Which lines hold the word "requests"? Show each of them.

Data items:
— start —

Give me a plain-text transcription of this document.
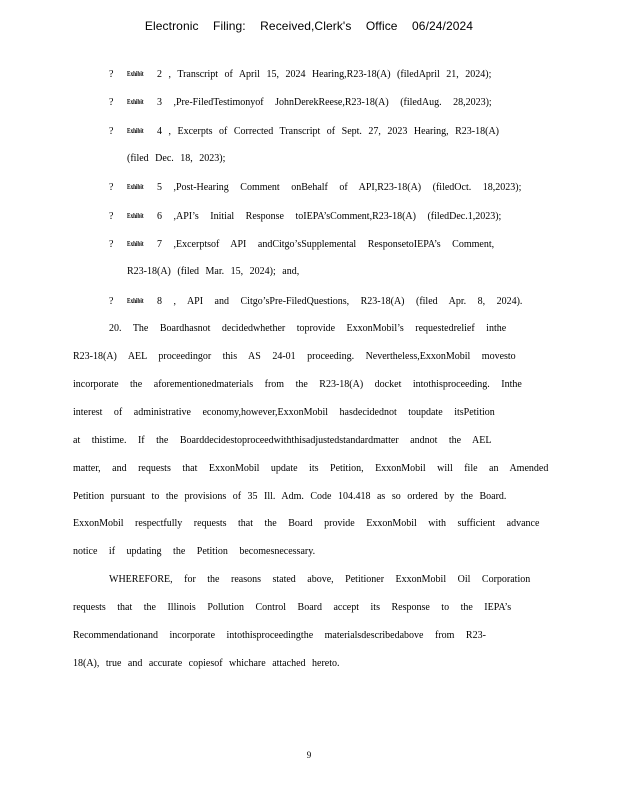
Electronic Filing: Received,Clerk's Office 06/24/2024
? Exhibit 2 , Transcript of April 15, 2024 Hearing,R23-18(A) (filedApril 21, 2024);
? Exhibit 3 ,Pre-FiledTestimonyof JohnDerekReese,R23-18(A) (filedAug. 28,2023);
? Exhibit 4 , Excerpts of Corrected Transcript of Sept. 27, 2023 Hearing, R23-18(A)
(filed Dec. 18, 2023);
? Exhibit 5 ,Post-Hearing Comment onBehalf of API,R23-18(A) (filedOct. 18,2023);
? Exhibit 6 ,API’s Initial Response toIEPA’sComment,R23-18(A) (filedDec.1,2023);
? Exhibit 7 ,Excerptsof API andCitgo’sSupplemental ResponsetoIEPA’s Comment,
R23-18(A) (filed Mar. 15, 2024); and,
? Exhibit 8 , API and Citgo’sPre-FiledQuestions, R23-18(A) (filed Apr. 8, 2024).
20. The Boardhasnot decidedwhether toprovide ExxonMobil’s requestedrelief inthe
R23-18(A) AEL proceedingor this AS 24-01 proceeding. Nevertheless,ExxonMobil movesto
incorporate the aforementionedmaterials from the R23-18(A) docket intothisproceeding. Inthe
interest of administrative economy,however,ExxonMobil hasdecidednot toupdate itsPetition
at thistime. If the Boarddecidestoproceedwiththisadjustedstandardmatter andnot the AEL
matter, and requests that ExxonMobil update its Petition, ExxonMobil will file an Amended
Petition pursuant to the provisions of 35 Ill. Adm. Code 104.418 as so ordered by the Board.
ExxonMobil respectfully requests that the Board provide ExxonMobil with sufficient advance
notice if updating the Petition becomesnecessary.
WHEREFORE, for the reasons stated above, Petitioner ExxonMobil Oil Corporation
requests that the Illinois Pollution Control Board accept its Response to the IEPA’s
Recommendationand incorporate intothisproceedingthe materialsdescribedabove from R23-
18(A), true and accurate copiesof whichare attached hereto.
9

— end —

■ THE REPLY
matter, and requests that ExxonMobil update its Petition, ExxonMobil will file an Amended
ExxonMobil respectfully requests that the Board provide ExxonMobil with sufficient advance
requests that the Illinois Pollution Control Board accept its Response to the IEPA’s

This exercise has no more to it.